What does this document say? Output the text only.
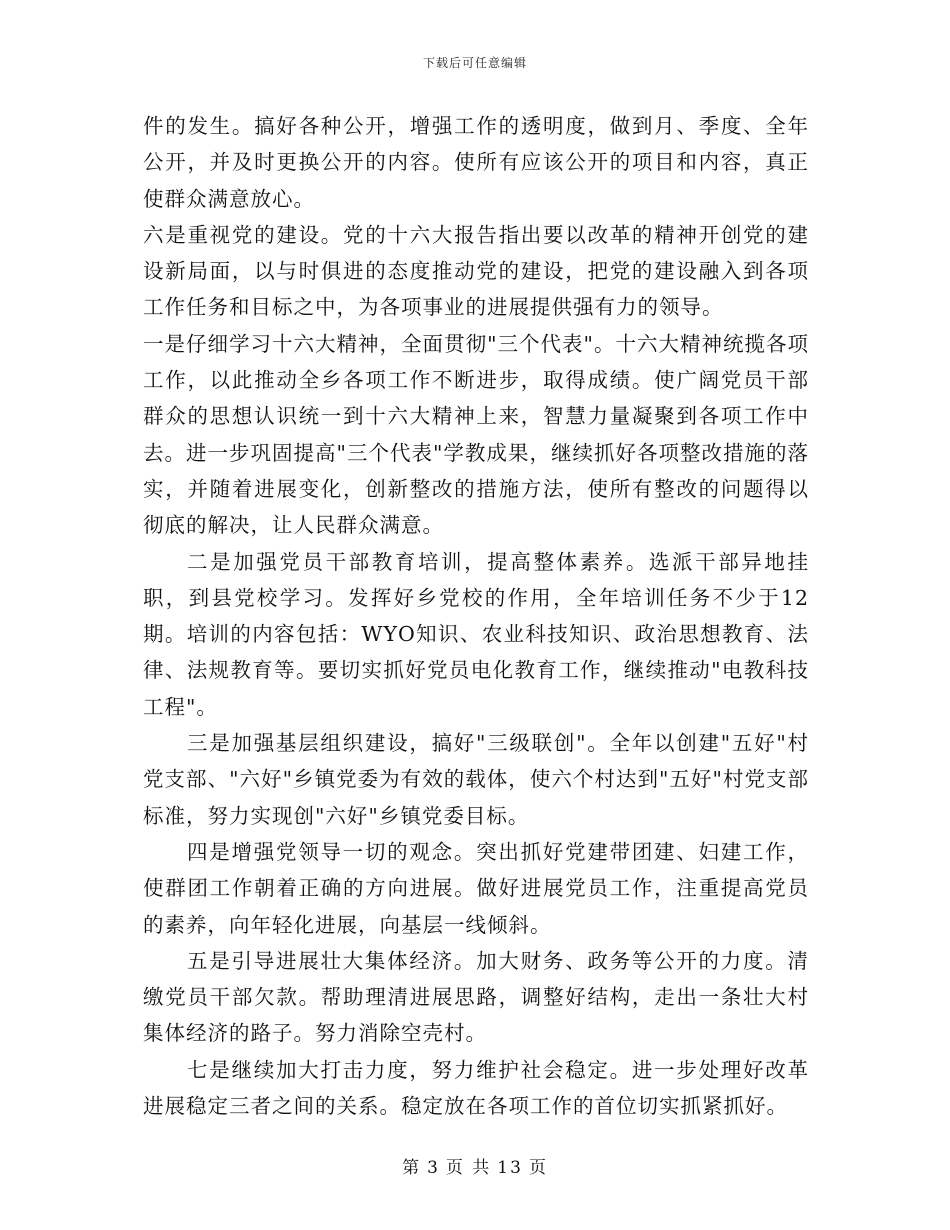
下载后可任意编辑

件的发生。搞好各种公开，增强工作的透明度，做到月、季度、全年公开，并及时更换公开的内容。使所有应该公开的项目和内容，真正使群众满意放心。

六是重视党的建设。党的十六大报告指出要以改革的精神开创党的建设新局面，以与时俱进的态度推动党的建设，把党的建设融入到各项工作任务和目标之中，为各项事业的进展提供强有力的领导。

一是仔细学习十六大精神，全面贯彻"三个代表"。十六大精神统揽各项工作，以此推动全乡各项工作不断进步，取得成绩。使广阔党员干部群众的思想认识统一到十六大精神上来，智慧力量凝聚到各项工作中去。进一步巩固提高"三个代表"学教成果，继续抓好各项整改措施的落实，并随着进展变化，创新整改的措施方法，使所有整改的问题得以彻底的解决，让人民群众满意。

二是加强党员干部教育培训，提高整体素养。选派干部异地挂职，到县党校学习。发挥好乡党校的作用，全年培训任务不少于12期。培训的内容包括：WYO知识、农业科技知识、政治思想教育、法律、法规教育等。要切实抓好党员电化教育工作，继续推动"电教科技工程"。

三是加强基层组织建设，搞好"三级联创"。全年以创建"五好"村党支部、"六好"乡镇党委为有效的载体，使六个村达到"五好"村党支部标准，努力实现创"六好"乡镇党委目标。

四是增强党领导一切的观念。突出抓好党建带团建、妇建工作，使群团工作朝着正确的方向进展。做好进展党员工作，注重提高党员的素养，向年轻化进展，向基层一线倾斜。

五是引导进展壮大集体经济。加大财务、政务等公开的力度。清缴党员干部欠款。帮助理清进展思路，调整好结构，走出一条壮大村集体经济的路子。努力消除空壳村。

七是继续加大打击力度，努力维护社会稳定。进一步处理好改革进展稳定三者之间的关系。稳定放在各项工作的首位切实抓紧抓好。

第 3 页 共 13 页
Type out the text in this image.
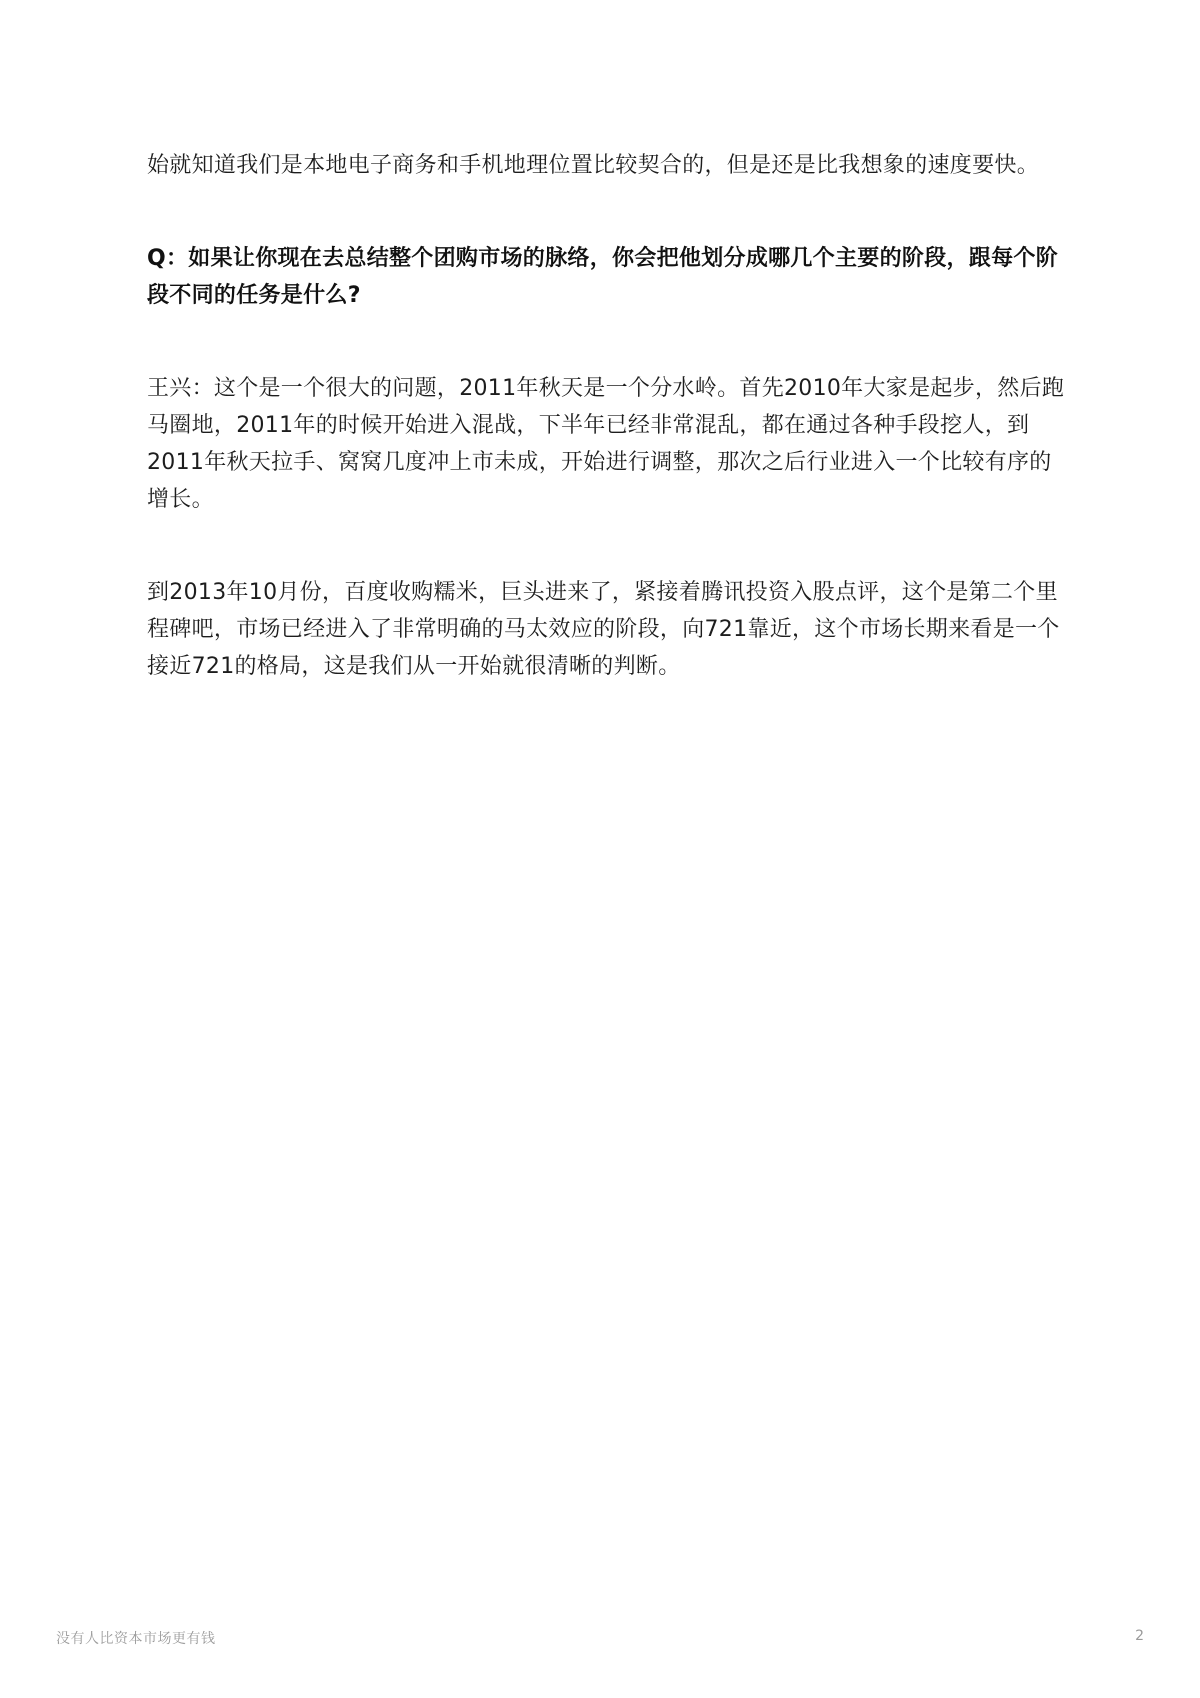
始就知道我们是本地电子商务和手机地理位置比较契合的，但是还是比我想象的速度要快。

Q：如果让你现在去总结整个团购市场的脉络，你会把他划分成哪几个主要的阶段，跟每个阶段不同的任务是什么?

王兴：这个是一个很大的问题，2011年秋天是一个分水岭。首先2010年大家是起步，然后跑马圈地，2011年的时候开始进入混战，下半年已经非常混乱，都在通过各种手段挖人，到2011年秋天拉手、窝窝几度冲上市未成，开始进行调整，那次之后行业进入一个比较有序的增长。

到2013年10月份，百度收购糯米，巨头进来了，紧接着腾讯投资入股点评，这个是第二个里程碑吧，市场已经进入了非常明确的马太效应的阶段，向721靠近，这个市场长期来看是一个接近721的格局，这是我们从一开始就很清晰的判断。

没有人比资本市场更有钱	2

^^^^^^^^

◆ **Objective**:
Write out the entries above word for word. Do not include the pictures.

◆ **Written answer**:
What does this document say? Output the text only.
下载后可任意编辑

件的发生。搞好各种公开，增强工作的透明度，做到月、季度、全年公开，并及时更换公开的内容。使所有应该公开的项目和内容，真正使群众满意放心。

六是重视党的建设。党的十六大报告指出要以改革的精神开创党的建设新局面，以与时俱进的态度推动党的建设，把党的建设融入到各项工作任务和目标之中，为各项事业的进展提供强有力的领导。

一是仔细学习十六大精神，全面贯彻"三个代表"。十六大精神统揽各项工作，以此推动全乡各项工作不断进步，取得成绩。使广阔党员干部群众的思想认识统一到十六大精神上来，智慧力量凝聚到各项工作中去。进一步巩固提高"三个代表"学教成果，继续抓好各项整改措施的落实，并随着进展变化，创新整改的措施方法，使所有整改的问题得以彻底的解决，让人民群众满意。

二是加强党员干部教育培训，提高整体素养。选派干部异地挂职，到县党校学习。发挥好乡党校的作用，全年培训任务不少于12期。培训的内容包括：WYO知识、农业科技知识、政治思想教育、法律、法规教育等。要切实抓好党员电化教育工作，继续推动"电教科技工程"。

三是加强基层组织建设，搞好"三级联创"。全年以创建"五好"村党支部、"六好"乡镇党委为有效的载体，使六个村达到"五好"村党支部标准，努力实现创"六好"乡镇党委目标。

四是增强党领导一切的观念。突出抓好党建带团建、妇建工作，使群团工作朝着正确的方向进展。做好进展党员工作，注重提高党员的素养，向年轻化进展，向基层一线倾斜。

五是引导进展壮大集体经济。加大财务、政务等公开的力度。清缴党员干部欠款。帮助理清进展思路，调整好结构，走出一条壮大村集体经济的路子。努力消除空壳村。

七是继续加大打击力度，努力维护社会稳定。进一步处理好改革进展稳定三者之间的关系。稳定放在各项工作的首位切实抓紧抓好。

第 3 页 共 13 页
Type out the text in this image.
始就知道我们是本地电子商务和手机地理位置比较契合的，但是还是比我想象的速度要快。

Q：如果让你现在去总结整个团购市场的脉络，你会把他划分成哪几个主要的阶段，跟每个阶段不同的任务是什么?

王兴：这个是一个很大的问题，2011年秋天是一个分水岭。首先2010年大家是起步，然后跑马圈地，2011年的时候开始进入混战，下半年已经非常混乱，都在通过各种手段挖人，到2011年秋天拉手、窝窝几度冲上市未成，开始进行调整，那次之后行业进入一个比较有序的增长。

到2013年10月份，百度收购糯米，巨头进来了，紧接着腾讯投资入股点评，这个是第二个里程碑吧，市场已经进入了非常明确的马太效应的阶段，向721靠近，这个市场长期来看是一个接近721的格局，这是我们从一开始就很清晰的判断。

没有人比资本市场更有钱	2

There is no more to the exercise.